[Collection entries]
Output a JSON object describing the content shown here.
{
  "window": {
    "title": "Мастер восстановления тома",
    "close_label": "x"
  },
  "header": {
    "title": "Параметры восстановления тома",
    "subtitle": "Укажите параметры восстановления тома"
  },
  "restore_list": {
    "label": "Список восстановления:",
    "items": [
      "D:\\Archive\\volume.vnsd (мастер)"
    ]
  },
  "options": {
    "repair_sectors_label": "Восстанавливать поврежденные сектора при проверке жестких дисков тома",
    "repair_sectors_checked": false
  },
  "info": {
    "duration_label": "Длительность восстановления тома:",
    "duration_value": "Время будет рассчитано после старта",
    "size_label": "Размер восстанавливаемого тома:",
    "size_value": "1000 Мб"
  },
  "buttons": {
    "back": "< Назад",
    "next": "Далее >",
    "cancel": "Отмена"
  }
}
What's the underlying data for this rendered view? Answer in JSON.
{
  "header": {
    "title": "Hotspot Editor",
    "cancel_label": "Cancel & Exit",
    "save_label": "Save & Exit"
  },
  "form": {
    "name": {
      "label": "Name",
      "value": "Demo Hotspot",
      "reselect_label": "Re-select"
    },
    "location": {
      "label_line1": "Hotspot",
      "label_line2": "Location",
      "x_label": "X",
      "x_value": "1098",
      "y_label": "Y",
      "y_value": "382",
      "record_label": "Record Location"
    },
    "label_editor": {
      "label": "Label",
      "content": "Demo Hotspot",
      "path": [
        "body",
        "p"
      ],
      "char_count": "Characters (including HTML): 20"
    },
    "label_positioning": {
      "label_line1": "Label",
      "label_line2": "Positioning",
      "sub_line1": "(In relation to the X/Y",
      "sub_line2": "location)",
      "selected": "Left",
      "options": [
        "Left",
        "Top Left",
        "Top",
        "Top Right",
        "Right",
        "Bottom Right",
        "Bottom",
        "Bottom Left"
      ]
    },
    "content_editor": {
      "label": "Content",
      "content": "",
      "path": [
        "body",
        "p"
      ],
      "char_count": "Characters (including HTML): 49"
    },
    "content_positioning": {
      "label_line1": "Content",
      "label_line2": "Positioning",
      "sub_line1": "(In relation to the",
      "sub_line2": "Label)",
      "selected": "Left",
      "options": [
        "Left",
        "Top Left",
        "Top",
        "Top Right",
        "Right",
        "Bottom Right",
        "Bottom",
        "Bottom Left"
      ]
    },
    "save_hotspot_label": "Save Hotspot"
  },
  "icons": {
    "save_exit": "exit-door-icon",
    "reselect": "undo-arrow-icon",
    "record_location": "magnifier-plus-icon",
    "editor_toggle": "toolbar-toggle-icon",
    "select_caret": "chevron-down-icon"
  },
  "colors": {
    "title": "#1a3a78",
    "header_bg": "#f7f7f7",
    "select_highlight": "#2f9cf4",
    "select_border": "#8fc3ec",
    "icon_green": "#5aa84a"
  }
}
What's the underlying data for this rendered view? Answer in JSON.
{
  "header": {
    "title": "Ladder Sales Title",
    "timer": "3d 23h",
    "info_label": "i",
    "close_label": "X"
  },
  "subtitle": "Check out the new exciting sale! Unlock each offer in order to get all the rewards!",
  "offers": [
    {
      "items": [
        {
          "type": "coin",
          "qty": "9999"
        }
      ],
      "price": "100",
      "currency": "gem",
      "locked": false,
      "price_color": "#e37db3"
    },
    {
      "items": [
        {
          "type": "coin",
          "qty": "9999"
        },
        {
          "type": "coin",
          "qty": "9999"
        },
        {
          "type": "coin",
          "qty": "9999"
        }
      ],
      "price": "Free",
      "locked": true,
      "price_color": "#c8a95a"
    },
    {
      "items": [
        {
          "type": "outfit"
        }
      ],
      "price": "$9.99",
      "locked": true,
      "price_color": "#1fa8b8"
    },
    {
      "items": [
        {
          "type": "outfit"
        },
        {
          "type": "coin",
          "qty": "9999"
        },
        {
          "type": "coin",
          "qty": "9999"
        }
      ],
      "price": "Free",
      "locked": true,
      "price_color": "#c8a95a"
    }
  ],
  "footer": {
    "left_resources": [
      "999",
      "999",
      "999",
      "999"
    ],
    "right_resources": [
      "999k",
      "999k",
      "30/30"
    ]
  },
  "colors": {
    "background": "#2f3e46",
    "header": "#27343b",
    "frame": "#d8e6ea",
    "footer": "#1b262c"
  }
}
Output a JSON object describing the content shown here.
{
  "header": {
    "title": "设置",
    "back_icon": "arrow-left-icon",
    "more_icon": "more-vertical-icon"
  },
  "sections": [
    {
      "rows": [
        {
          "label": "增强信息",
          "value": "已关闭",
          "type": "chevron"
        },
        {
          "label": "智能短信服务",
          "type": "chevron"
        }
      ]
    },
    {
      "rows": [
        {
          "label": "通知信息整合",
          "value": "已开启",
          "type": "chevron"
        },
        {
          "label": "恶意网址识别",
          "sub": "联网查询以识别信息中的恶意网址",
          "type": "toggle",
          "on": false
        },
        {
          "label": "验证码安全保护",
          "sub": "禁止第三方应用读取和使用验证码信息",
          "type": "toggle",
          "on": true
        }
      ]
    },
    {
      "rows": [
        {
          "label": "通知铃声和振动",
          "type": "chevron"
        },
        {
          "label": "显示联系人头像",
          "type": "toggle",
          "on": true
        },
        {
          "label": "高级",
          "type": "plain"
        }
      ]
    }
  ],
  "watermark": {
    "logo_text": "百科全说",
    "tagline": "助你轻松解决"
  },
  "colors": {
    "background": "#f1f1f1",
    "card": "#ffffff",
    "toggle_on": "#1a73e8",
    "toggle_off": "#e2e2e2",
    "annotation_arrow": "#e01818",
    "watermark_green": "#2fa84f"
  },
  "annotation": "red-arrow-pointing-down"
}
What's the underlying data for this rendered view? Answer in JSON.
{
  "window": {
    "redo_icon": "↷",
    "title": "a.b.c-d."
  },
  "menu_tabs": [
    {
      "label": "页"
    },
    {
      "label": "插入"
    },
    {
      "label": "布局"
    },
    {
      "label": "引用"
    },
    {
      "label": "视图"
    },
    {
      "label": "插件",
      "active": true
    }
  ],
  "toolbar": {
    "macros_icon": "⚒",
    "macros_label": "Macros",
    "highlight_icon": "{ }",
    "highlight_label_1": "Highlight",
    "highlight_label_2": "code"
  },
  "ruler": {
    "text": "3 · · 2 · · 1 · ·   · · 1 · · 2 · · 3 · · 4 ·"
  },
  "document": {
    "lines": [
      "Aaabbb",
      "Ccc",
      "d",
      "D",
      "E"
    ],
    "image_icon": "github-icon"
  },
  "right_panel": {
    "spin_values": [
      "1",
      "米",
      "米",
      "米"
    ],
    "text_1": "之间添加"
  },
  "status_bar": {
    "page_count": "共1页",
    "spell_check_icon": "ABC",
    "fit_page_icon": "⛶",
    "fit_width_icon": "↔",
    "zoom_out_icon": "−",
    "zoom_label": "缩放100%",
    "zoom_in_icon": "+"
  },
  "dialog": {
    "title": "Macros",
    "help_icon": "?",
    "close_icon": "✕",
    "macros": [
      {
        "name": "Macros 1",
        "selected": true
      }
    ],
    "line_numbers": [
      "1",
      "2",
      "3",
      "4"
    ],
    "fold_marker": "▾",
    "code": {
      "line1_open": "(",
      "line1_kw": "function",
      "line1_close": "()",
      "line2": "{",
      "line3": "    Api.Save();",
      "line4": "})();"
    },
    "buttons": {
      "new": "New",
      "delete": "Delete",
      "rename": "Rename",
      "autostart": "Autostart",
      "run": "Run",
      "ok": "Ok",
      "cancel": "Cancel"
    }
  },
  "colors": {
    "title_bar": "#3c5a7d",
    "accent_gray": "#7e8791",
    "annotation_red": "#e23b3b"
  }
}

- [EXERCISE TASK] Return all the data exactly as given.

- [SOLUTION FOR THIS EXERCISE]
Output a JSON object describing the content shown here.
{
  "window": {
    "title": "Мастер восстановления тома",
    "close_label": "x"
  },
  "header": {
    "title": "Параметры восстановления тома",
    "subtitle": "Укажите параметры восстановления тома"
  },
  "restore_list": {
    "label": "Список восстановления:",
    "items": [
      "D:\\Archive\\volume.vnsd (мастер)"
    ]
  },
  "options": {
    "repair_sectors_label": "Восстанавливать поврежденные сектора при проверке жестких дисков тома",
    "repair_sectors_checked": false
  },
  "info": {
    "duration_label": "Длительность восстановления тома:",
    "duration_value": "Время будет рассчитано после старта",
    "size_label": "Размер восстанавливаемого тома:",
    "size_value": "1000 Мб"
  },
  "buttons": {
    "back": "< Назад",
    "next": "Далее >",
    "cancel": "Отмена"
  }
}
What's the underlying data for this rendered view? Answer in JSON.
{
  "header": {
    "title": "Hotspot Editor",
    "cancel_label": "Cancel & Exit",
    "save_label": "Save & Exit"
  },
  "form": {
    "name": {
      "label": "Name",
      "value": "Demo Hotspot",
      "reselect_label": "Re-select"
    },
    "location": {
      "label_line1": "Hotspot",
      "label_line2": "Location",
      "x_label": "X",
      "x_value": "1098",
      "y_label": "Y",
      "y_value": "382",
      "record_label": "Record Location"
    },
    "label_editor": {
      "label": "Label",
      "content": "Demo Hotspot",
      "path": [
        "body",
        "p"
      ],
      "char_count": "Characters (including HTML): 20"
    },
    "label_positioning": {
      "label_line1": "Label",
      "label_line2": "Positioning",
      "sub_line1": "(In relation to the X/Y",
      "sub_line2": "location)",
      "selected": "Left",
      "options": [
        "Left",
        "Top Left",
        "Top",
        "Top Right",
        "Right",
        "Bottom Right",
        "Bottom",
        "Bottom Left"
      ]
    },
    "content_editor": {
      "label": "Content",
      "content": "",
      "path": [
        "body",
        "p"
      ],
      "char_count": "Characters (including HTML): 49"
    },
    "content_positioning": {
      "label_line1": "Content",
      "label_line2": "Positioning",
      "sub_line1": "(In relation to the",
      "sub_line2": "Label)",
      "selected": "Left",
      "options": [
        "Left",
        "Top Left",
        "Top",
        "Top Right",
        "Right",
        "Bottom Right",
        "Bottom",
        "Bottom Left"
      ]
    },
    "save_hotspot_label": "Save Hotspot"
  },
  "icons": {
    "save_exit": "exit-door-icon",
    "reselect": "undo-arrow-icon",
    "record_location": "magnifier-plus-icon",
    "editor_toggle": "toolbar-toggle-icon",
    "select_caret": "chevron-down-icon"
  },
  "colors": {
    "title": "#1a3a78",
    "header_bg": "#f7f7f7",
    "select_highlight": "#2f9cf4",
    "select_border": "#8fc3ec",
    "icon_green": "#5aa84a"
  }
}
What's the underlying data for this rendered view? Answer in JSON.
{
  "header": {
    "title": "Ladder Sales Title",
    "timer": "3d 23h",
    "info_label": "i",
    "close_label": "X"
  },
  "subtitle": "Check out the new exciting sale! Unlock each offer in order to get all the rewards!",
  "offers": [
    {
      "items": [
        {
          "type": "coin",
          "qty": "9999"
        }
      ],
      "price": "100",
      "currency": "gem",
      "locked": false,
      "price_color": "#e37db3"
    },
    {
      "items": [
        {
          "type": "coin",
          "qty": "9999"
        },
        {
          "type": "coin",
          "qty": "9999"
        },
        {
          "type": "coin",
          "qty": "9999"
        }
      ],
      "price": "Free",
      "locked": true,
      "price_color": "#c8a95a"
    },
    {
      "items": [
        {
          "type": "outfit"
        }
      ],
      "price": "$9.99",
      "locked": true,
      "price_color": "#1fa8b8"
    },
    {
      "items": [
        {
          "type": "outfit"
        },
        {
          "type": "coin",
          "qty": "9999"
        },
        {
          "type": "coin",
          "qty": "9999"
        }
      ],
      "price": "Free",
      "locked": true,
      "price_color": "#c8a95a"
    }
  ],
  "footer": {
    "left_resources": [
      "999",
      "999",
      "999",
      "999"
    ],
    "right_resources": [
      "999k",
      "999k",
      "30/30"
    ]
  },
  "colors": {
    "background": "#2f3e46",
    "header": "#27343b",
    "frame": "#d8e6ea",
    "footer": "#1b262c"
  }
}
Output a JSON object describing the content shown here.
{
  "header": {
    "title": "设置",
    "back_icon": "arrow-left-icon",
    "more_icon": "more-vertical-icon"
  },
  "sections": [
    {
      "rows": [
        {
          "label": "增强信息",
          "value": "已关闭",
          "type": "chevron"
        },
        {
          "label": "智能短信服务",
          "type": "chevron"
        }
      ]
    },
    {
      "rows": [
        {
          "label": "通知信息整合",
          "value": "已开启",
          "type": "chevron"
        },
        {
          "label": "恶意网址识别",
          "sub": "联网查询以识别信息中的恶意网址",
          "type": "toggle",
          "on": false
        },
        {
          "label": "验证码安全保护",
          "sub": "禁止第三方应用读取和使用验证码信息",
          "type": "toggle",
          "on": true
        }
      ]
    },
    {
      "rows": [
        {
          "label": "通知铃声和振动",
          "type": "chevron"
        },
        {
          "label": "显示联系人头像",
          "type": "toggle",
          "on": true
        },
        {
          "label": "高级",
          "type": "plain"
        }
      ]
    }
  ],
  "watermark": {
    "logo_text": "百科全说",
    "tagline": "助你轻松解决"
  },
  "colors": {
    "background": "#f1f1f1",
    "card": "#ffffff",
    "toggle_on": "#1a73e8",
    "toggle_off": "#e2e2e2",
    "annotation_arrow": "#e01818",
    "watermark_green": "#2fa84f"
  },
  "annotation": "red-arrow-pointing-down"
}
What's the underlying data for this rendered view? Answer in JSON.
{
  "window": {
    "redo_icon": "↷",
    "title": "a.b.c-d."
  },
  "menu_tabs": [
    {
      "label": "页"
    },
    {
      "label": "插入"
    },
    {
      "label": "布局"
    },
    {
      "label": "引用"
    },
    {
      "label": "视图"
    },
    {
      "label": "插件",
      "active": true
    }
  ],
  "toolbar": {
    "macros_icon": "⚒",
    "macros_label": "Macros",
    "highlight_icon": "{ }",
    "highlight_label_1": "Highlight",
    "highlight_label_2": "code"
  },
  "ruler": {
    "text": "3 · · 2 · · 1 · ·   · · 1 · · 2 · · 3 · · 4 ·"
  },
  "document": {
    "lines": [
      "Aaabbb",
      "Ccc",
      "d",
      "D",
      "E"
    ],
    "image_icon": "github-icon"
  },
  "right_panel": {
    "spin_values": [
      "1",
      "米",
      "米",
      "米"
    ],
    "text_1": "之间添加"
  },
  "status_bar": {
    "page_count": "共1页",
    "spell_check_icon": "ABC",
    "fit_page_icon": "⛶",
    "fit_width_icon": "↔",
    "zoom_out_icon": "−",
    "zoom_label": "缩放100%",
    "zoom_in_icon": "+"
  },
  "dialog": {
    "title": "Macros",
    "help_icon": "?",
    "close_icon": "✕",
    "macros": [
      {
        "name": "Macros 1",
        "selected": true
      }
    ],
    "line_numbers": [
      "1",
      "2",
      "3",
      "4"
    ],
    "fold_marker": "▾",
    "code": {
      "line1_open": "(",
      "line1_kw": "function",
      "line1_close": "()",
      "line2": "{",
      "line3": "    Api.Save();",
      "line4": "})();"
    },
    "buttons": {
      "new": "New",
      "delete": "Delete",
      "rename": "Rename",
      "autostart": "Autostart",
      "run": "Run",
      "ok": "Ok",
      "cancel": "Cancel"
    }
  },
  "colors": {
    "title_bar": "#3c5a7d",
    "accent_gray": "#7e8791",
    "annotation_red": "#e23b3b"
  }
}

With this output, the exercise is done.